====== Supplied information ======

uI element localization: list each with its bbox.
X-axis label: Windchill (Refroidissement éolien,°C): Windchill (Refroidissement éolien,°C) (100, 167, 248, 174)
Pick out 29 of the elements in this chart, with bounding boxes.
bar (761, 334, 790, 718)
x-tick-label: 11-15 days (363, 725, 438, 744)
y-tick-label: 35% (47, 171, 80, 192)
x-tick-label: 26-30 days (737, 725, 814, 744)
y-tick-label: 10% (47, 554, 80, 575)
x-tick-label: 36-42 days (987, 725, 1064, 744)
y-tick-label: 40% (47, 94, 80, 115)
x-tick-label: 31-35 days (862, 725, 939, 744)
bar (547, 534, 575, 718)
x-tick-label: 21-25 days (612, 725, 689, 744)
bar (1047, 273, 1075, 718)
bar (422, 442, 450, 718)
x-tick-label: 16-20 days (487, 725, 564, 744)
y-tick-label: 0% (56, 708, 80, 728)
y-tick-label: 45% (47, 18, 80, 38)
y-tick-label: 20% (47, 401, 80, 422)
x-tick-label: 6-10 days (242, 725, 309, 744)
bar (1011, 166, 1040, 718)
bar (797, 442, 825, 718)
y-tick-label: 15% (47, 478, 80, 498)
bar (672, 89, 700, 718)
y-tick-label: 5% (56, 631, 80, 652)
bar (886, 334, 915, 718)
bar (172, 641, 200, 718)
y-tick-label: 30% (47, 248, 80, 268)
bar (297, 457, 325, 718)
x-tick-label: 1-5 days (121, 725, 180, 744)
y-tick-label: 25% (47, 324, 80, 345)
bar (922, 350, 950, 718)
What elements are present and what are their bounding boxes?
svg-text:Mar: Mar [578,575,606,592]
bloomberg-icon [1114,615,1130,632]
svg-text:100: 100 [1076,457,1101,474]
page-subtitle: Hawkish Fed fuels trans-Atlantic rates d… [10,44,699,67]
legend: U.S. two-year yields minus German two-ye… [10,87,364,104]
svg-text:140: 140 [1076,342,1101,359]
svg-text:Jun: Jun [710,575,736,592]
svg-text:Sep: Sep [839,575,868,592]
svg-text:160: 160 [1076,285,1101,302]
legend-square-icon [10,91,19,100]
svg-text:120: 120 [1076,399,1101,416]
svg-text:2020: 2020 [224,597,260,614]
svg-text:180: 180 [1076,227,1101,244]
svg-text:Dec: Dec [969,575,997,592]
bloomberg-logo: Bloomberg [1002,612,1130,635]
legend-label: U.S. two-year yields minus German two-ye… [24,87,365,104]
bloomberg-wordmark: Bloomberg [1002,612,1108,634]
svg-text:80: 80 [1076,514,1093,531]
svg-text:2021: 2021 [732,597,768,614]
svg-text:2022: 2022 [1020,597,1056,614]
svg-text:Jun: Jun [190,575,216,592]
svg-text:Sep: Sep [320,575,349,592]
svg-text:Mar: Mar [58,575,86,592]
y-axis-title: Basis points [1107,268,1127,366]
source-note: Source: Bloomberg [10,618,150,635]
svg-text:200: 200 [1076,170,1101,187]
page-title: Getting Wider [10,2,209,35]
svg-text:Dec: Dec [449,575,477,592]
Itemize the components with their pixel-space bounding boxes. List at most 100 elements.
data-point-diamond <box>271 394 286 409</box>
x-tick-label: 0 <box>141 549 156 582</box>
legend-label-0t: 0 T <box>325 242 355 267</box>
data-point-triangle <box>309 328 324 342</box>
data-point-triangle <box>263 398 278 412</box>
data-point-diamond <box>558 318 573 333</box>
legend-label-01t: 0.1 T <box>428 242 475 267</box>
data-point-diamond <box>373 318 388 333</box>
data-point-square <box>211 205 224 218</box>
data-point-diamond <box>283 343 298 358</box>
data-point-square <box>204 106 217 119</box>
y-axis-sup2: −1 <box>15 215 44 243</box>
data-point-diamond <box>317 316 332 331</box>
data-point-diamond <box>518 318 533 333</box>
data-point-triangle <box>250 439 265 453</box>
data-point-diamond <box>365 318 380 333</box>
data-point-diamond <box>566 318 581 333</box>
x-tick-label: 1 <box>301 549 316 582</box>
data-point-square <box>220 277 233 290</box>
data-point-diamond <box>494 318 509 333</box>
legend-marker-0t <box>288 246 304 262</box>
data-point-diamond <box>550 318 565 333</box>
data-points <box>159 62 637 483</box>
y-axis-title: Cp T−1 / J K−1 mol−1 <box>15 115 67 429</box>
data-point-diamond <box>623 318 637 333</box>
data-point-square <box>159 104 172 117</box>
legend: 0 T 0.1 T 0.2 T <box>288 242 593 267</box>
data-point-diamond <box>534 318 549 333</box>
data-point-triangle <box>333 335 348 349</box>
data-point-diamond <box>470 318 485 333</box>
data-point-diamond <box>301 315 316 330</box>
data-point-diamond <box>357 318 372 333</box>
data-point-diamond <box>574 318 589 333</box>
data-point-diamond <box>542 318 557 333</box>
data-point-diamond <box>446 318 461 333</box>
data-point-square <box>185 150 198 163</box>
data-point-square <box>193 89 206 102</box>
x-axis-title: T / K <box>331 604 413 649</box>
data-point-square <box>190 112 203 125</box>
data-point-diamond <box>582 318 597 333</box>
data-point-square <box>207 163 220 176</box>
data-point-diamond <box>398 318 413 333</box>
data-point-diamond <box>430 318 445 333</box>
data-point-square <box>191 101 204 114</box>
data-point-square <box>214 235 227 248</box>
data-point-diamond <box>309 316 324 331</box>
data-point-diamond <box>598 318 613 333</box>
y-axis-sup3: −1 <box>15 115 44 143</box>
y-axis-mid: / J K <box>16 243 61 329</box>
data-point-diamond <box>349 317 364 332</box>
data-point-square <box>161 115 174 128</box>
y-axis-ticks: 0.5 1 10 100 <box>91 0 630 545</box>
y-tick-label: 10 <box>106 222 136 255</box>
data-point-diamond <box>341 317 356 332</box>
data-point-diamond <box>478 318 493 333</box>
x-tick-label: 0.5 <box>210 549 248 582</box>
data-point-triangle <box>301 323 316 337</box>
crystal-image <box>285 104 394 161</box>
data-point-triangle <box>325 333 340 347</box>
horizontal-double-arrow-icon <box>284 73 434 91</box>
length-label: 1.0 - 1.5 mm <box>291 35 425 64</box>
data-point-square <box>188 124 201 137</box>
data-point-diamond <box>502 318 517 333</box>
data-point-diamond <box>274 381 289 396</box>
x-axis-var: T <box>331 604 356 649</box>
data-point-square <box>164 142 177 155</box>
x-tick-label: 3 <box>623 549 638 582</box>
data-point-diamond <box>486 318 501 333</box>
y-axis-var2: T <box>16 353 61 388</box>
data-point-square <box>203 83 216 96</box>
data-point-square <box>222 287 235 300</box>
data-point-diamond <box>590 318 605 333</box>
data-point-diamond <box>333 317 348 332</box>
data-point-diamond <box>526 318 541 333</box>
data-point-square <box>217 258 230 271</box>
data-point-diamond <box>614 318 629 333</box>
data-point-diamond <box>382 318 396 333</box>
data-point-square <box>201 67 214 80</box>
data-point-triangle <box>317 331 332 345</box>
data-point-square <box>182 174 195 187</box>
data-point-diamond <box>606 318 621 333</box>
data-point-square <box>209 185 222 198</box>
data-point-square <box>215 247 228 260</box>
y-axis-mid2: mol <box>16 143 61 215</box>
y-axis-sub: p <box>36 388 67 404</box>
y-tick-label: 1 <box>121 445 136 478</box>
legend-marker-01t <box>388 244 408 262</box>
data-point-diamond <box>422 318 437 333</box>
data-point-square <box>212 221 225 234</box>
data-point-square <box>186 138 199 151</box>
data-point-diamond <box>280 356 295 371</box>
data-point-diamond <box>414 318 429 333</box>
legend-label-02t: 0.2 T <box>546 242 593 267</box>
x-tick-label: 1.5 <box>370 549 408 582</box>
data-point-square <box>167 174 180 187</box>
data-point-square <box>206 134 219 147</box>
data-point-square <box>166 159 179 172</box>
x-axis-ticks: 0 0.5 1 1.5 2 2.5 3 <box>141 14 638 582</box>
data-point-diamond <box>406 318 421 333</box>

======

Problem description |
Copy the records above without any change, starting at the first line and ending at the line that contains "bar (797, 442, 825, 718)".

Solution |
uI element localization: list each with its bbox.
X-axis label: Windchill (Refroidissement éolien,°C): Windchill (Refroidissement éolien,°C) (100, 167, 248, 174)
Pick out 29 of the elements in this chart, with bounding boxes.
bar (761, 334, 790, 718)
x-tick-label: 11-15 days (363, 725, 438, 744)
y-tick-label: 35% (47, 171, 80, 192)
x-tick-label: 26-30 days (737, 725, 814, 744)
y-tick-label: 10% (47, 554, 80, 575)
x-tick-label: 36-42 days (987, 725, 1064, 744)
y-tick-label: 40% (47, 94, 80, 115)
x-tick-label: 31-35 days (862, 725, 939, 744)
bar (547, 534, 575, 718)
x-tick-label: 21-25 days (612, 725, 689, 744)
bar (1047, 273, 1075, 718)
bar (422, 442, 450, 718)
x-tick-label: 16-20 days (487, 725, 564, 744)
y-tick-label: 0% (56, 708, 80, 728)
y-tick-label: 45% (47, 18, 80, 38)
y-tick-label: 20% (47, 401, 80, 422)
x-tick-label: 6-10 days (242, 725, 309, 744)
bar (1011, 166, 1040, 718)
bar (797, 442, 825, 718)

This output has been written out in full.